__OBJECTIVE__. Reproduce, character for character, only the items from the line with "413, 802, 438]" to the line with "cell-description: PIX ENVIADO [252, 875, 550, 900]", both lines included.
**** RAW DATA
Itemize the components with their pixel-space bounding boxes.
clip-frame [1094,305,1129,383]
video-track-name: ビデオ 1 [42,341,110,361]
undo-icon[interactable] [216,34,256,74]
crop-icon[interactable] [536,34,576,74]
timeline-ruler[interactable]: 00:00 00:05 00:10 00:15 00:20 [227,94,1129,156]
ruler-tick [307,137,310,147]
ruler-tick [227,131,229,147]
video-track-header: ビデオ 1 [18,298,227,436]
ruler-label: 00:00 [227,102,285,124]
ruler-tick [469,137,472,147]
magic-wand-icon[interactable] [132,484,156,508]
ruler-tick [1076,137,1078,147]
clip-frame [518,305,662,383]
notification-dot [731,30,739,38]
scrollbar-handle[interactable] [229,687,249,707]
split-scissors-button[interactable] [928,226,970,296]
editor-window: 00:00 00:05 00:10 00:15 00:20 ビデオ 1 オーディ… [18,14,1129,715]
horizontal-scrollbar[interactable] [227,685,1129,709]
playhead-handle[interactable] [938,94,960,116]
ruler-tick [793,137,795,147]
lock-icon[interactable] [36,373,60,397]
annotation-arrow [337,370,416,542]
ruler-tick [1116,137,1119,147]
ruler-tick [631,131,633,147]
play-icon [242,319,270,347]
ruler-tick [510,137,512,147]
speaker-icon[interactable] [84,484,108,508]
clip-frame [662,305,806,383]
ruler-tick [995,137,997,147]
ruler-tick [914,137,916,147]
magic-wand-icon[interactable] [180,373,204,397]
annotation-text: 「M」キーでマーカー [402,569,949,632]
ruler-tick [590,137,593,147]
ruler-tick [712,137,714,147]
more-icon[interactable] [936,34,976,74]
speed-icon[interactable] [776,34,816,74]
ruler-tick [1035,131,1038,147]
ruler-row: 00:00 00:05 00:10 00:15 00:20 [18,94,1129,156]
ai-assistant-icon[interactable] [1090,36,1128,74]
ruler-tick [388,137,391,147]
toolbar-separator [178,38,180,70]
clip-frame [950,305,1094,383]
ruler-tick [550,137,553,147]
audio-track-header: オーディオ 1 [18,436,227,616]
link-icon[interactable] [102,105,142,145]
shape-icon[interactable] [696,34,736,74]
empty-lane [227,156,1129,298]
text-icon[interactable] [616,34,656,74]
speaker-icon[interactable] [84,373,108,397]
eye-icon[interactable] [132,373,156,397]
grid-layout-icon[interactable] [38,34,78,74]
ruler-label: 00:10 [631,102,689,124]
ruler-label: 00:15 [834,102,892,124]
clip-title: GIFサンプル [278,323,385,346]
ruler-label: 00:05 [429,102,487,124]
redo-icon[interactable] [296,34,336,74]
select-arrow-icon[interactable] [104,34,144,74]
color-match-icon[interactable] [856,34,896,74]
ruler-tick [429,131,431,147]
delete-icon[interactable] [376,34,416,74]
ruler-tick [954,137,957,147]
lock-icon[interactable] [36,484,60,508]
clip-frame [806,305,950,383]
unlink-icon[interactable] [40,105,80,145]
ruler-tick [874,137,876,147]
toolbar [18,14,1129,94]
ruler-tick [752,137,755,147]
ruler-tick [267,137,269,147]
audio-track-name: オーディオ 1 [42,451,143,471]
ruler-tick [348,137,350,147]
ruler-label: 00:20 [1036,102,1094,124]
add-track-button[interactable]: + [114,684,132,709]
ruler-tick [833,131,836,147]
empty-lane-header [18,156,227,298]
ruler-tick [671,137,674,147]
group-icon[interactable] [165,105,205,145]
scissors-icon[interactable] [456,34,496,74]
********
**** RAW DATA
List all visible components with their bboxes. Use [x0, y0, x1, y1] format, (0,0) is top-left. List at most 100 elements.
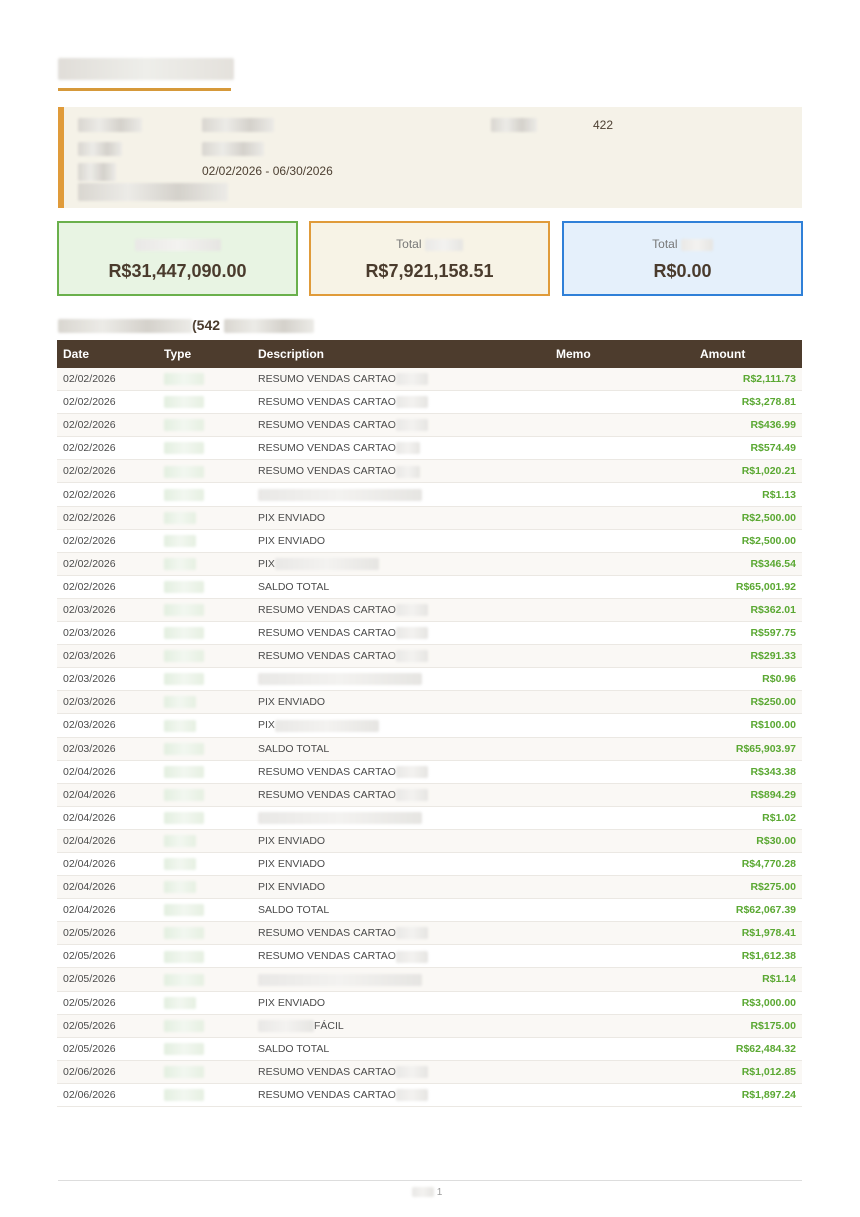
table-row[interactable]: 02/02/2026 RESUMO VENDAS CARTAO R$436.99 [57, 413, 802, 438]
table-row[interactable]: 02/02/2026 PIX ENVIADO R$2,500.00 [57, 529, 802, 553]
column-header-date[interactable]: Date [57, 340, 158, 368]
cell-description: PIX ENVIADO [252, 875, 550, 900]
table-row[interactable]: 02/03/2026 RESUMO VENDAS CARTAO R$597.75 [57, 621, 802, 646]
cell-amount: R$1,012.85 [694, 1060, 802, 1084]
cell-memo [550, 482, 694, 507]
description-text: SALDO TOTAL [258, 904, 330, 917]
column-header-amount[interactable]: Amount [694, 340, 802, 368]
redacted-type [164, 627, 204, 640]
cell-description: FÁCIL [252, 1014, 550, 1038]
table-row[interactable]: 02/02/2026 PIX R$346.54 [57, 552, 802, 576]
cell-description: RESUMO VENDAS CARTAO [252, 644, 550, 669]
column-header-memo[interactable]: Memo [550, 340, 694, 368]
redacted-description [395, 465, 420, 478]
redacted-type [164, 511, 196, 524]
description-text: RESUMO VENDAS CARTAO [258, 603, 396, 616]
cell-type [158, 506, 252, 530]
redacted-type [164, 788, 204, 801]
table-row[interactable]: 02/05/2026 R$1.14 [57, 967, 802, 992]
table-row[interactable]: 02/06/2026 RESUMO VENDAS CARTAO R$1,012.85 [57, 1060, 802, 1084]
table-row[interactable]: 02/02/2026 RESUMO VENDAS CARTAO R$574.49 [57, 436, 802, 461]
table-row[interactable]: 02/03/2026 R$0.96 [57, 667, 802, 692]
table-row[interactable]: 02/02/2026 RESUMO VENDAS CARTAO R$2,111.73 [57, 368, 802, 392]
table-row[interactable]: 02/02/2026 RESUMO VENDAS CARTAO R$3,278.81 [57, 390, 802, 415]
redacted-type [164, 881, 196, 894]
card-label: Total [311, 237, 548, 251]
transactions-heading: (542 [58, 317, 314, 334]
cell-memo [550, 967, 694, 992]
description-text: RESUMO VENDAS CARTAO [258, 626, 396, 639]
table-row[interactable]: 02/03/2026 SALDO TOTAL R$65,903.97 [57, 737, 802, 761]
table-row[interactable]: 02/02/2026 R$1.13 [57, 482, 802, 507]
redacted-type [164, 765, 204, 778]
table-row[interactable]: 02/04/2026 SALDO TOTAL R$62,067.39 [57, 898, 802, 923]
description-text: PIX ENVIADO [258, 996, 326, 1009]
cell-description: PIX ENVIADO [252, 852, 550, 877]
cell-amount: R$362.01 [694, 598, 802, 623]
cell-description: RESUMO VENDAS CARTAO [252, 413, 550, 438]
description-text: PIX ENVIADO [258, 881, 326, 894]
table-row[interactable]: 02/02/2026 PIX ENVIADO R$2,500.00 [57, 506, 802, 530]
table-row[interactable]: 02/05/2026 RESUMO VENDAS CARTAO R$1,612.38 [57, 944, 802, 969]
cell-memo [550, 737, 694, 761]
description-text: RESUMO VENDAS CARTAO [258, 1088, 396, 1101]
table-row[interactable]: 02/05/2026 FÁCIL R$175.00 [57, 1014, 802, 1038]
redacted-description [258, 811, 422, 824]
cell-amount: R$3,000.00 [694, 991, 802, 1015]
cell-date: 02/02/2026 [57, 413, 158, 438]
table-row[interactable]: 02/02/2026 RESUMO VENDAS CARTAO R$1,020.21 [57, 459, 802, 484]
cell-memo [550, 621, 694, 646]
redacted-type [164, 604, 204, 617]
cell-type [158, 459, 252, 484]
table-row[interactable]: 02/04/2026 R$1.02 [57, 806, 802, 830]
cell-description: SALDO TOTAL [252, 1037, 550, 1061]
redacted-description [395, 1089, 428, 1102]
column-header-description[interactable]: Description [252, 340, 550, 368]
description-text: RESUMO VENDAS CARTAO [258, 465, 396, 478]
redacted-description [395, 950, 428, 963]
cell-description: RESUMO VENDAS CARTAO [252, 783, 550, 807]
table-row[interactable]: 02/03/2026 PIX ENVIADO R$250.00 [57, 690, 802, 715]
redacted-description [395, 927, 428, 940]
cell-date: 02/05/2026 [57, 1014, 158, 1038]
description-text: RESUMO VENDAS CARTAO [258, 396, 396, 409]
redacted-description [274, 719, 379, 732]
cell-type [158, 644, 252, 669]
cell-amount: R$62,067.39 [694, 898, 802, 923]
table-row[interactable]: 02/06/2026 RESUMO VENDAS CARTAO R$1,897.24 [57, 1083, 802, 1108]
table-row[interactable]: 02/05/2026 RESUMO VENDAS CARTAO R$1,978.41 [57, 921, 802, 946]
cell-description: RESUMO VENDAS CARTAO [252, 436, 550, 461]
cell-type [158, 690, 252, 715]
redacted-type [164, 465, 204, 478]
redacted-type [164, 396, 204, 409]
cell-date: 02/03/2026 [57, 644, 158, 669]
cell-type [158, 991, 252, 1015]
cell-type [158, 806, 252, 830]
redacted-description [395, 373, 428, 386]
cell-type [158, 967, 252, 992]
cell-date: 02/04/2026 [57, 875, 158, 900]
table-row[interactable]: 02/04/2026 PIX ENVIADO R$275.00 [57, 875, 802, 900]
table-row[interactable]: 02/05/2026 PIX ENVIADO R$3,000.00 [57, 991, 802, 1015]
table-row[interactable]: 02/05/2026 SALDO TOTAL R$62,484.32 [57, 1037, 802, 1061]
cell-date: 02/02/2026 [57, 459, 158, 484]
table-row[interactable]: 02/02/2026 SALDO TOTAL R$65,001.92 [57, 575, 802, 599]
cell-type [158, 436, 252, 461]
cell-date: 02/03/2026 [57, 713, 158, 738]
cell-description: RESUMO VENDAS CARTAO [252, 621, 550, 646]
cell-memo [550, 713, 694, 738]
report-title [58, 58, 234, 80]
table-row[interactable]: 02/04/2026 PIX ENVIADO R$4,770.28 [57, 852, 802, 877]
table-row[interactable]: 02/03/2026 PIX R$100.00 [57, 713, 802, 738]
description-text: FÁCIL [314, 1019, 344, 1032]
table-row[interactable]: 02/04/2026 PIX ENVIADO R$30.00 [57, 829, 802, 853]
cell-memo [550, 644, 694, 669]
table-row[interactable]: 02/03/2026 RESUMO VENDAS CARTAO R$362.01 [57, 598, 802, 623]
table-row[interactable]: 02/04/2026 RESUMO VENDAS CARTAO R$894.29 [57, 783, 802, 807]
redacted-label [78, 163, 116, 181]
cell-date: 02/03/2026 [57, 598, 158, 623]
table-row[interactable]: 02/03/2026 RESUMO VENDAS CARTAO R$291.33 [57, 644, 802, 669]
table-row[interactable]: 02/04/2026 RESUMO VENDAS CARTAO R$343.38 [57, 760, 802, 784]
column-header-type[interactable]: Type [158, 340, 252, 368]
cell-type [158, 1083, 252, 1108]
********
__EXPECTED OUTPUT__.
table-row[interactable]: 02/02/2026 RESUMO VENDAS CARTAO R$436.99 [57, 413, 802, 438]
table-row[interactable]: 02/02/2026 PIX ENVIADO R$2,500.00 [57, 529, 802, 553]
column-header-date[interactable]: Date [57, 340, 158, 368]
cell-description: PIX ENVIADO [252, 875, 550, 900]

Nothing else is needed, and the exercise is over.